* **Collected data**
>> begin

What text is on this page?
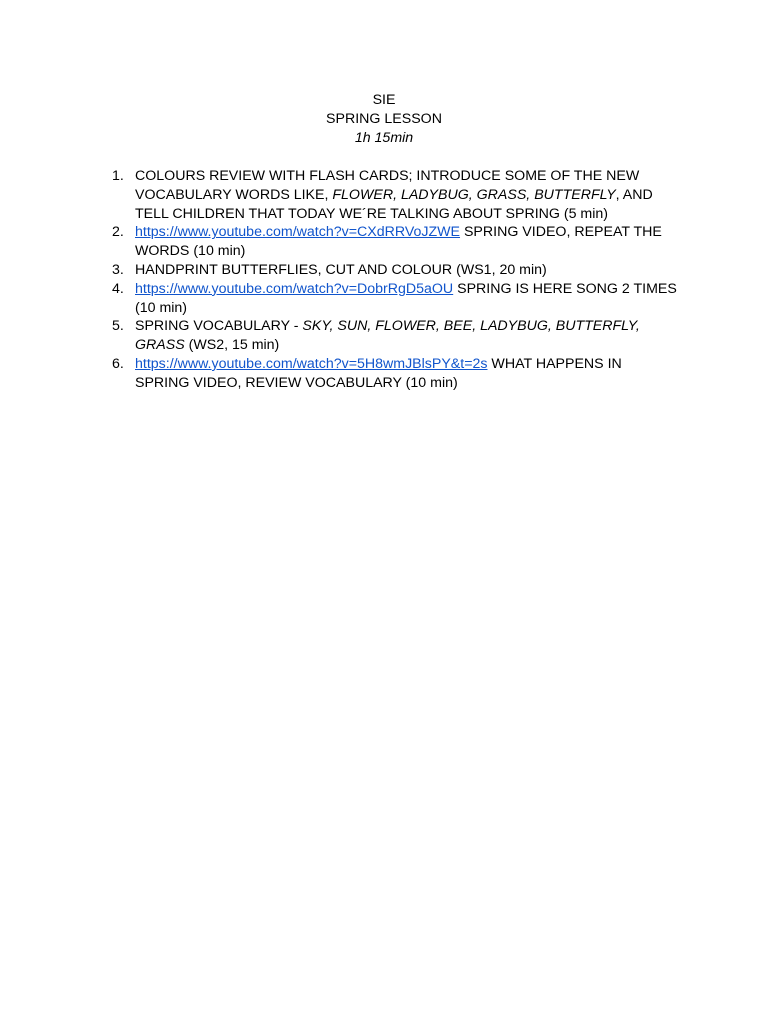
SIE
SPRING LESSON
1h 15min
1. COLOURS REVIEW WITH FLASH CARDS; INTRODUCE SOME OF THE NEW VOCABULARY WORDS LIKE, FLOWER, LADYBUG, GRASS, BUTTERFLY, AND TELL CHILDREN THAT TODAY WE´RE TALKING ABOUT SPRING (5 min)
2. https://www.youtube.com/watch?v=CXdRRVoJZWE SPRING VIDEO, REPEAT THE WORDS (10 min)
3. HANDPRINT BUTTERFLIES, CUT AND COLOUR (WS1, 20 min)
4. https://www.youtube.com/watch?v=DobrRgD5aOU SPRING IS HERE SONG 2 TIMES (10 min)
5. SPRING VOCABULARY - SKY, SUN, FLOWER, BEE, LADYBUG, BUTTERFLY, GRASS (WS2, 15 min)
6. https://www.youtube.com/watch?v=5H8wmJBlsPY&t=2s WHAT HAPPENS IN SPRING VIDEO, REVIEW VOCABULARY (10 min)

>> end

Repeat the data above exactly, but not the pictures.

* **EXERCISE RESULT**
What text is on this page?
SIE
SPRING LESSON
1h 15min
1. COLOURS REVIEW WITH FLASH CARDS; INTRODUCE SOME OF THE NEW VOCABULARY WORDS LIKE, FLOWER, LADYBUG, GRASS, BUTTERFLY, AND TELL CHILDREN THAT TODAY WE´RE TALKING ABOUT SPRING (5 min)
2. https://www.youtube.com/watch?v=CXdRRVoJZWE SPRING VIDEO, REPEAT THE WORDS (10 min)
3. HANDPRINT BUTTERFLIES, CUT AND COLOUR (WS1, 20 min)
4. https://www.youtube.com/watch?v=DobrRgD5aOU SPRING IS HERE SONG 2 TIMES (10 min)
5. SPRING VOCABULARY - SKY, SUN, FLOWER, BEE, LADYBUG, BUTTERFLY, GRASS (WS2, 15 min)
6. https://www.youtube.com/watch?v=5H8wmJBlsPY&t=2s WHAT HAPPENS IN SPRING VIDEO, REVIEW VOCABULARY (10 min)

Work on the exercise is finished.